» **Task statement**
Some lines of these records may hold the word "lahko"; state how many, using only the number.

» **Data supplied**
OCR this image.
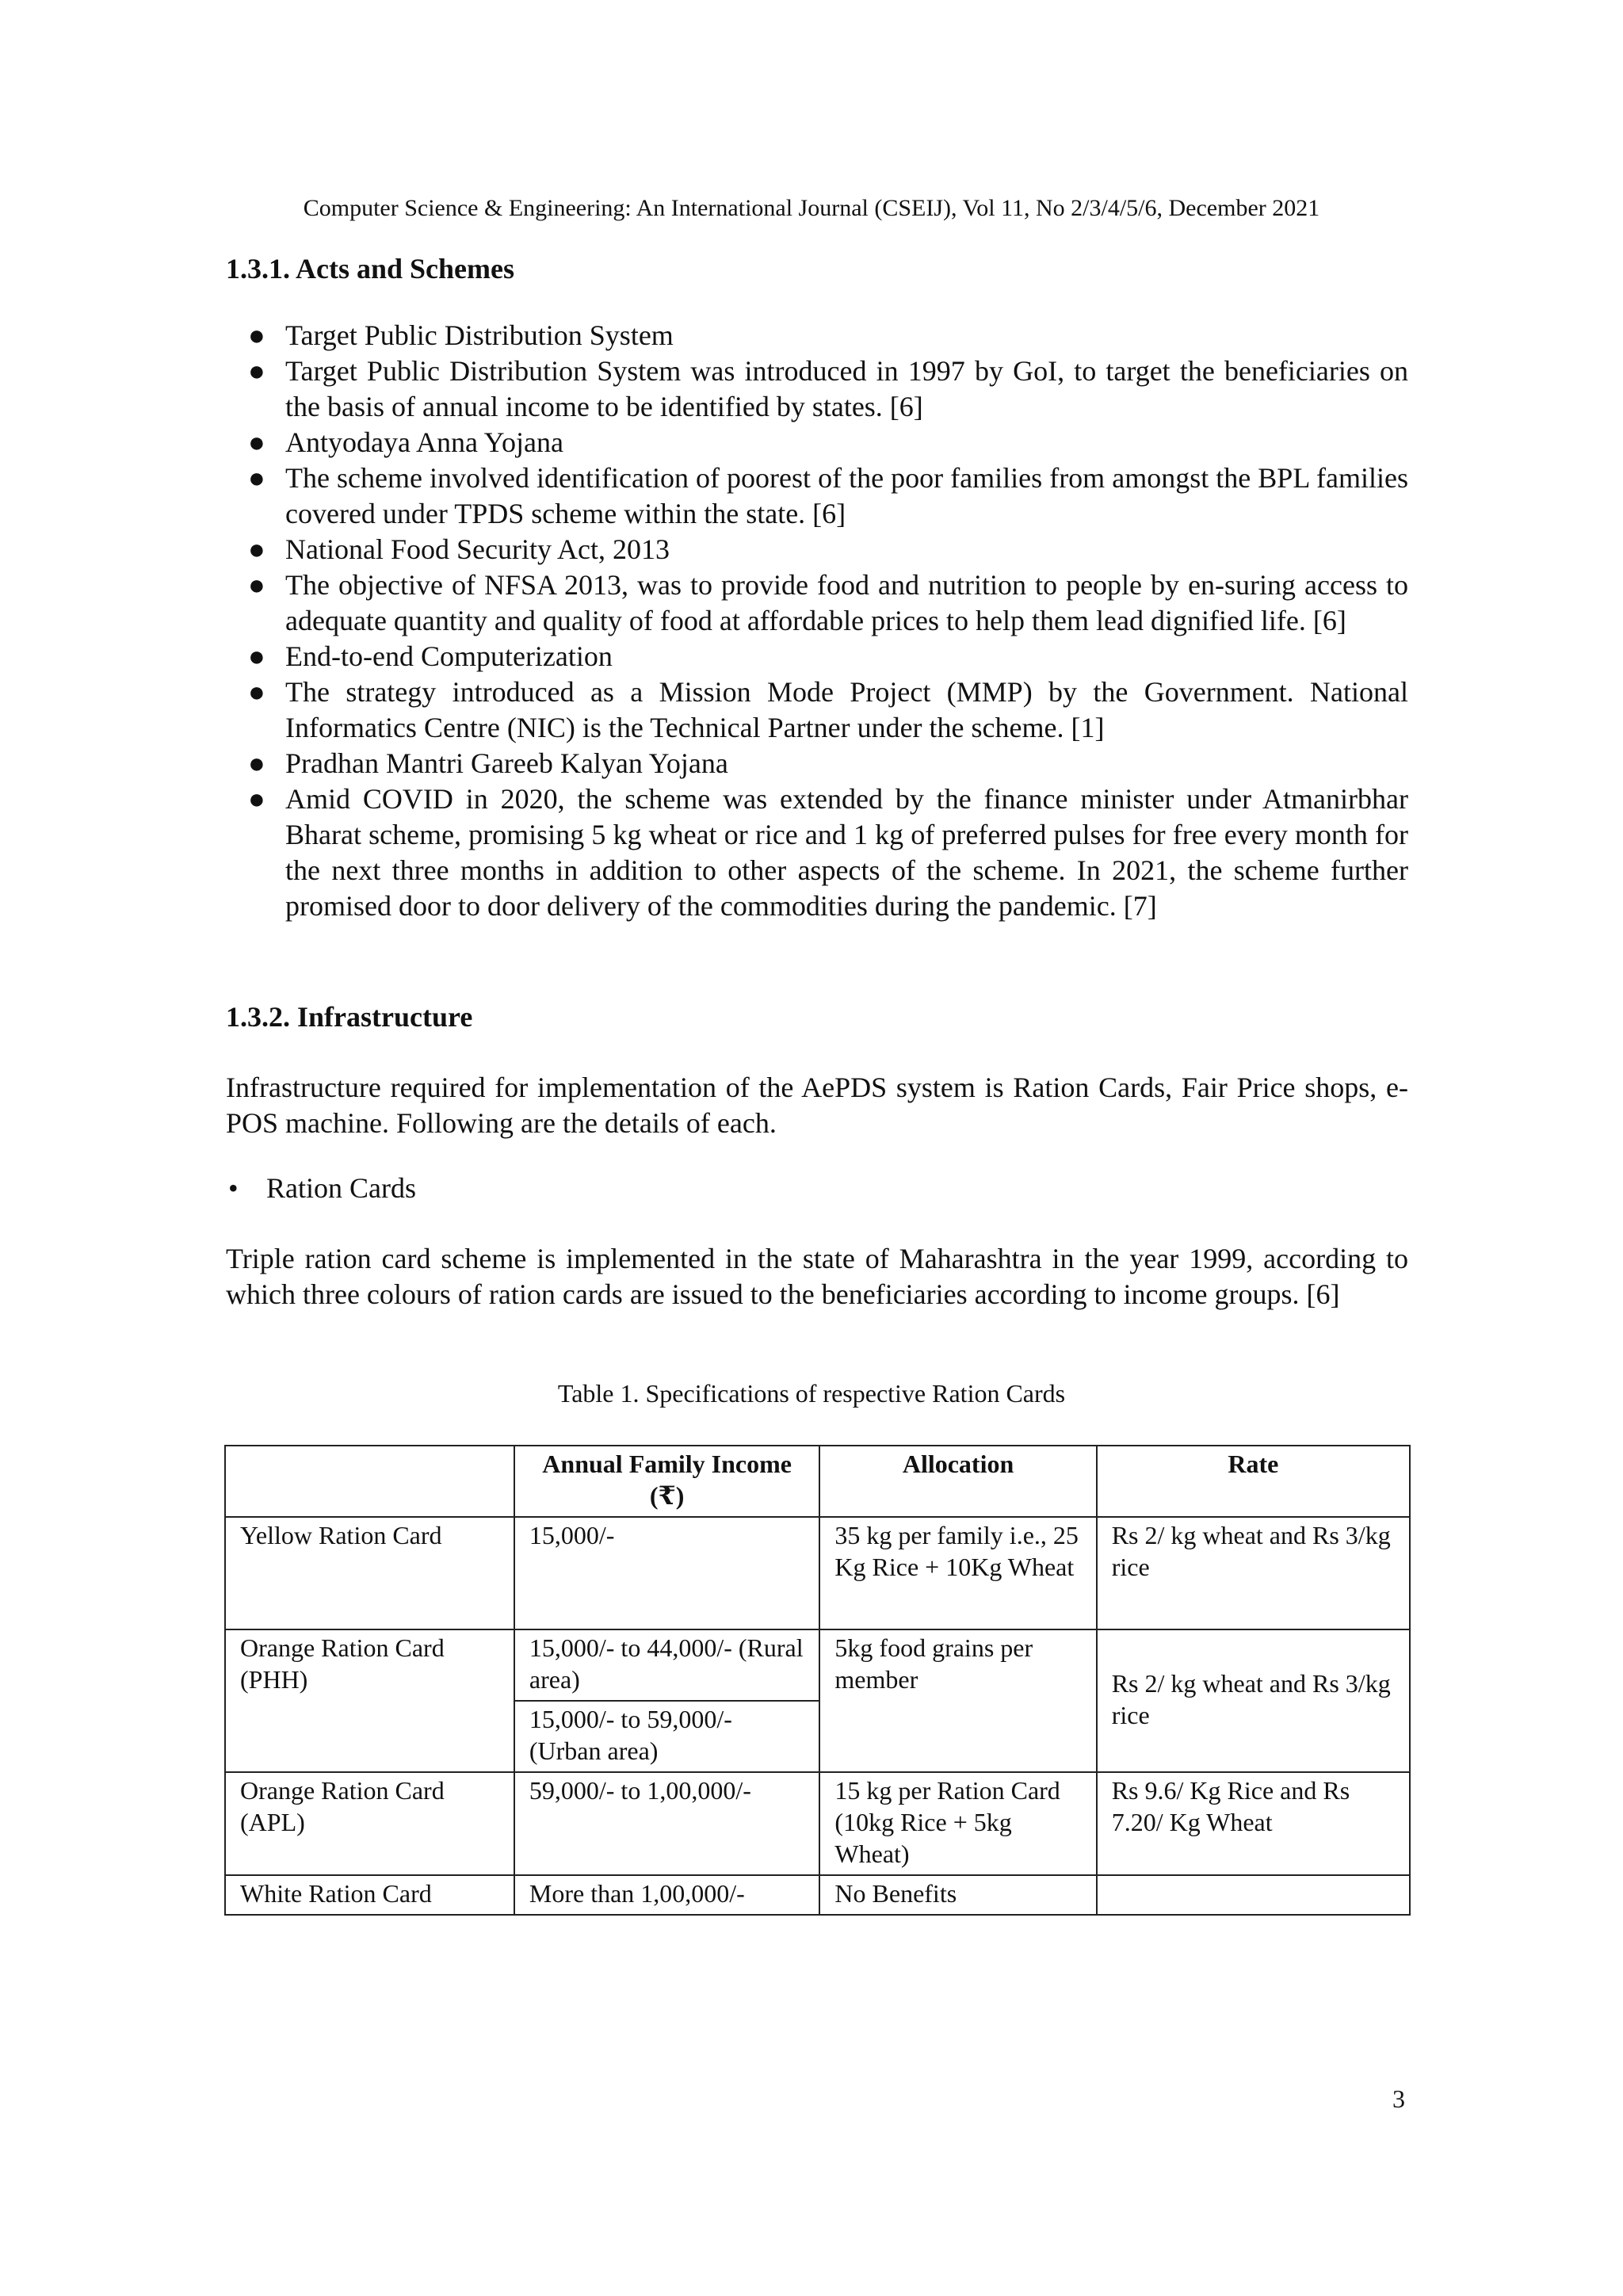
Computer Science & Engineering: An International Journal (CSEIJ), Vol 11, No 2/3/4/5/6, December 2021
1.3.1. Acts and Schemes
● Target Public Distribution System
● Target Public Distribution System was introduced in 1997 by GoI, to target the beneficiaries on the basis of annual income to be identified by states. [6]
● Antyodaya Anna Yojana
● The scheme involved identification of poorest of the poor families from amongst the BPL families covered under TPDS scheme within the state. [6]
● National Food Security Act, 2013
● The objective of NFSA 2013, was to provide food and nutrition to people by en-suring access to adequate quantity and quality of food at affordable prices to help them lead dignified life. [6]
● End-to-end Computerization
● The strategy introduced as a Mission Mode Project (MMP) by the Government. National Informatics Centre (NIC) is the Technical Partner under the scheme. [1]
● Pradhan Mantri Gareeb Kalyan Yojana
● Amid COVID in 2020, the scheme was extended by the finance minister under Atmanirbhar Bharat scheme, promising 5 kg wheat or rice and 1 kg of preferred pulses for free every month for the next three months in addition to other aspects of the scheme. In 2021, the scheme further promised door to door delivery of the commodities during the pandemic. [7]
1.3.2. Infrastructure
Infrastructure required for implementation of the AePDS system is Ration Cards, Fair Price shops, e-POS machine. Following are the details of each.
• Ration Cards
Triple ration card scheme is implemented in the state of Maharashtra in the year 1999, according to which three colours of ration cards are issued to the beneficiaries according to income groups. [6]
Table 1. Specifications of respective Ration Cards
	Annual Family Income (₹)	Allocation	Rate
Yellow Ration Card	15,000/-	35 kg per family i.e., 25 Kg Rice + 10Kg Wheat	Rs 2/ kg wheat and Rs 3/kg rice
Orange Ration Card (PHH)	15,000/- to 44,000/- (Rural area)	5kg food grains per member	Rs 2/ kg wheat and Rs 3/kg rice
	15,000/- to 59,000/- (Urban area)		
Orange Ration Card (APL)	59,000/- to 1,00,000/-	15 kg per Ration Card (10kg Rice + 5kg Wheat)	Rs 9.6/ Kg Rice and Rs 7.20/ Kg Wheat
White Ration Card	More than 1,00,000/-	No Benefits	
3
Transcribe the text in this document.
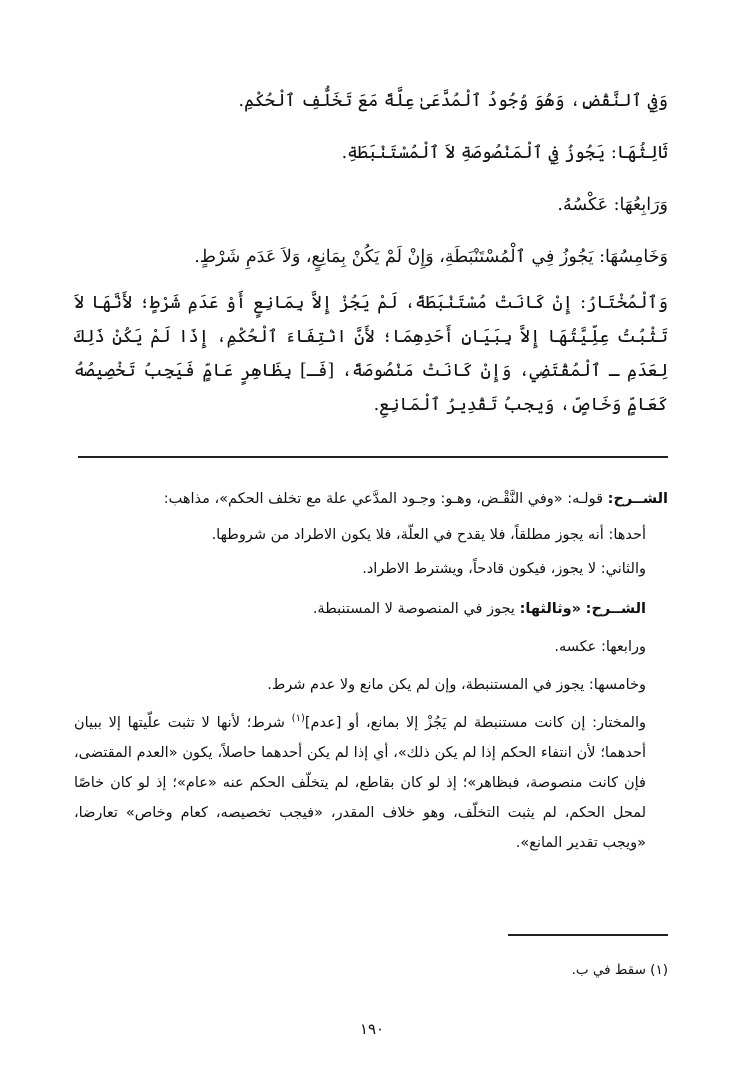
وَفِي ٱلنَّقْضِ، وَهُوَ وُجُودُ ٱلْمُدَّعَىٰ عِلَّةً مَعَ تَخَلُّفِ ٱلْحُكْمِ.

ثَالِثُهَا: يَجُوزُ فِي ٱلْمَنْصُوصَةِ لاَ ٱلْمُسْتَنْبَطَةِ.

وَرَابِعُهَا: عَكْسُهُ.

وَخَامِسُهَا: يَجُوزُ فِي ٱلْمُسْتَنْبَطَةِ، وَإِنْ لَمْ يَكُنْ بِمَانِعٍ، وَلاَ عَدَمِ شَرْطٍ.

وَٱلْمُخْتَارُ: إِنْ كَانَتْ مُسْتَنْبَطَةً، لَمْ يَجُزْ إِلاَّ بِمَانِعٍ أَوْ عَدَمِ شَرْطٍ؛ لأَنَّهَا لاَ تَثْبُتُ عِلِّيَّتُهَا إِلاَّ بِبَيَانِ أَحَدِهِمَا؛ لأَنَّ انْتِفَاءَ ٱلْحُكْمِ، إِذَا لَمْ يَكُنْ ذَلِكَ لِعَدَمِ ـ ٱلْمُقْتَضِي، وَإِنْ كَانَتْ مَنْصُوصَةً، [فَـ] بِظَاهِرٍ عَامٍّ فَيَجِبُ تَخْصِيصُهُ كَعَامٍّ وَخَاصٍّ، وَيجبُ تَقْدِيرُ ٱلْمَانِعِ.

الشــرح: قولـه: «وفي النَّقْـض، وهـو: وجـود المدَّعي علة مع تخلف الحكم»، مذاهب:

أحدها: أنه يجوز مطلقاً، فلا يقدح في العلّة، فلا يكون الاطراد من شروطها.

والثاني: لا يجوز، فيكون قادحاً، ويشترط الاطراد.

الشــرح: «وثالثها: يجوز في المنصوصة لا المستنبطة.

ورابعها: عكسه.

وخامسها: يجوز في المستنبطة، وإن لم يكن مانع ولا عدم شرط.

والمختار: إن كانت مستنبطة لم يَجُزْ إلا بمانع، أو [عدم]$^{(١)}$ شرط؛ لأنها لا تثبت علّيتها إلا ببيان أحدهما؛ لأن انتفاء الحكم إذا لم يكن ذلك»، أي إذا لم يكن أحدهما حاصلاً، يكون «العدم المقتضى، فإن كانت منصوصة، فبظاهر»؛ إذ لو كان بقاطع، لم يتخلّف الحكم عنه «عام»؛ إذ لو كان خاصًا لمحل الحكم، لم يثبت التخلّف، وهو خلاف المقدر، «فيجب تخصيصه، كعام وخاص» تعارضا، «ويجب تقدير المانع».

(١) سقط في ب.

١٩٠
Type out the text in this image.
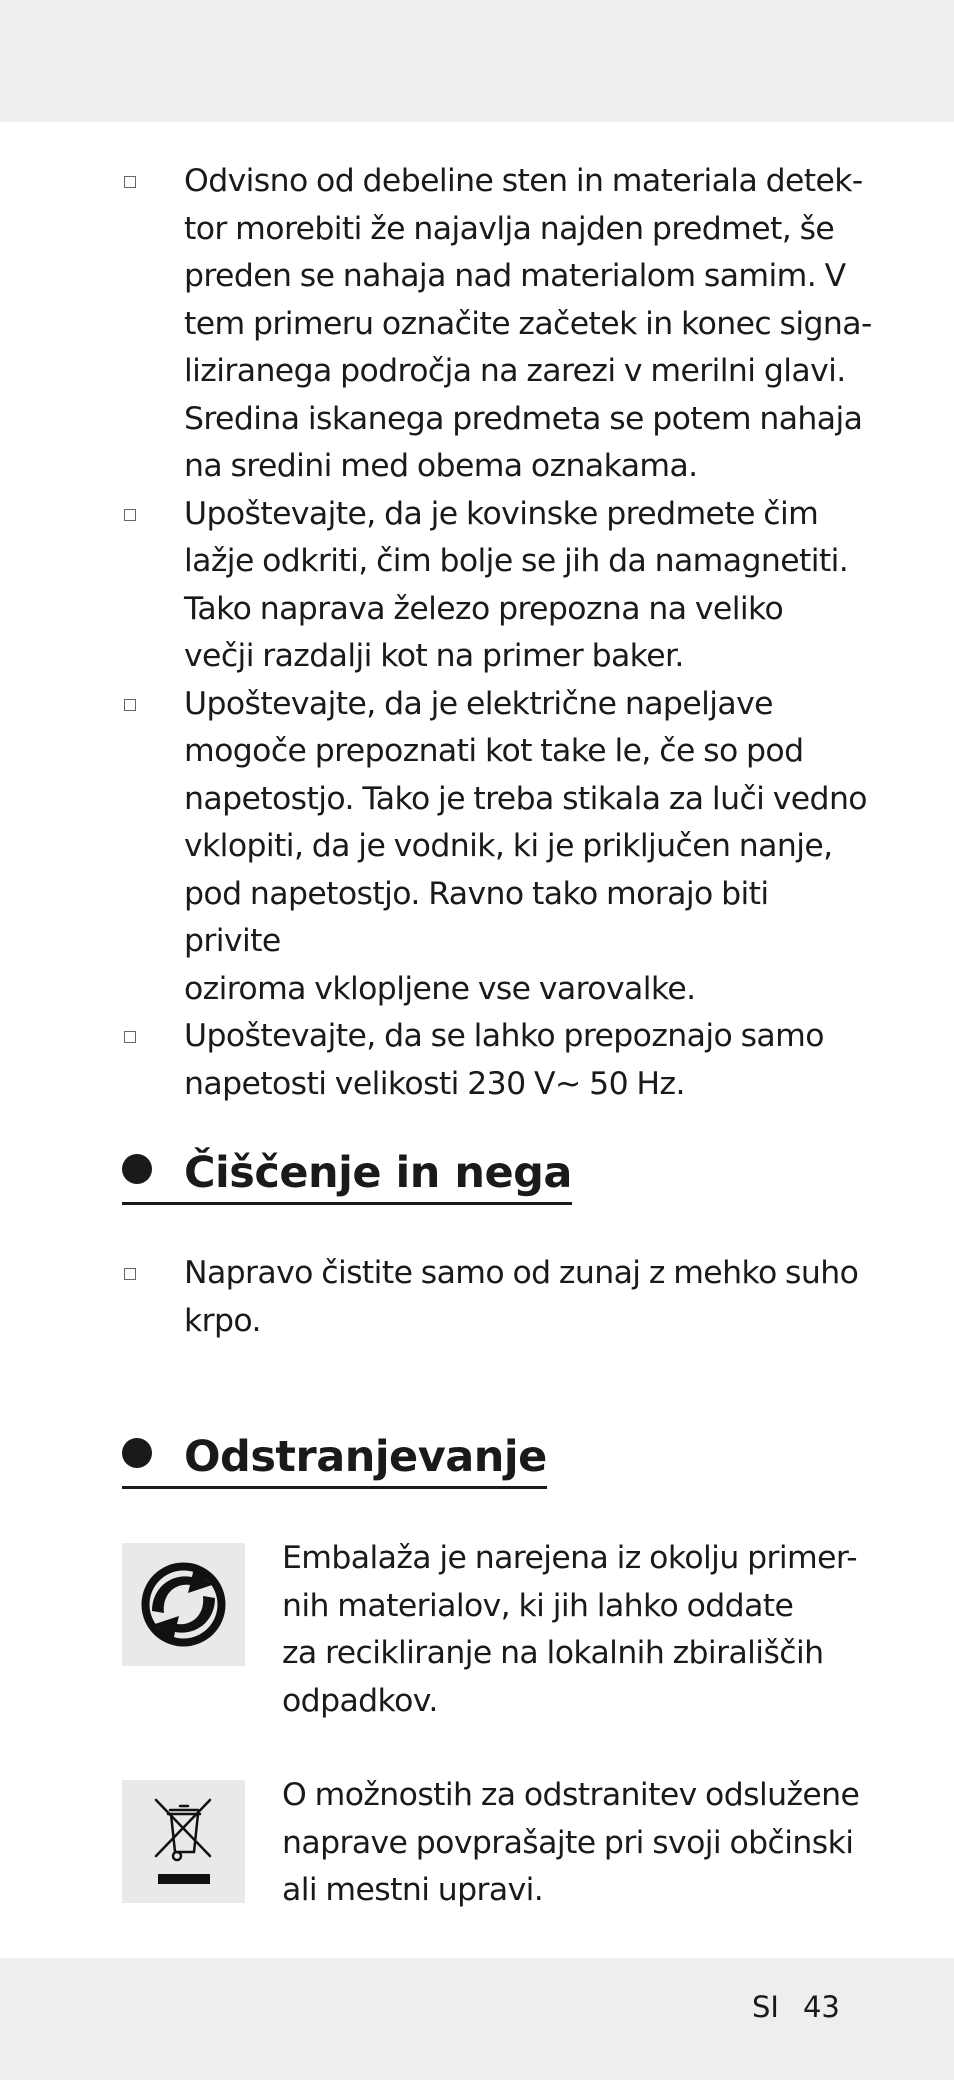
Odvisno od debeline sten in materiala detek-
tor morebiti že najavlja najden predmet, še
preden se nahaja nad materialom samim. V
tem primeru označite začetek in konec signa-
liziranega področja na zarezi v merilni glavi.
Sredina iskanega predmeta se potem nahaja
na sredini med obema oznakama.
Upoštevajte, da je kovinske predmete čim
lažje odkriti, čim bolje se jih da namagnetiti.
Tako naprava železo prepozna na veliko
večji razdalji kot na primer baker.
Upoštevajte, da je električne napeljave
mogoče prepoznati kot take le, če so pod
napetostjo. Tako je treba stikala za luči vedno
vklopiti, da je vodnik, ki je priključen nanje,
pod napetostjo. Ravno tako morajo biti privite
oziroma vklopljene vse varovalke.
Upoštevajte, da se lahko prepoznajo samo
napetosti velikosti 230 V~ 50 Hz.
Čiščenje in nega
Napravo čistite samo od zunaj z mehko suho
krpo.
Odstranjevanje
Embalaža je narejena iz okolju primer-
nih materialov, ki jih lahko oddate
za recikliranje na lokalnih zbirališčih
odpadkov.
O možnostih za odstranitev odslužene
naprave povprašajte pri svoji občinski
ali mestni upravi.
SI 43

» **Reply to the exercise**
2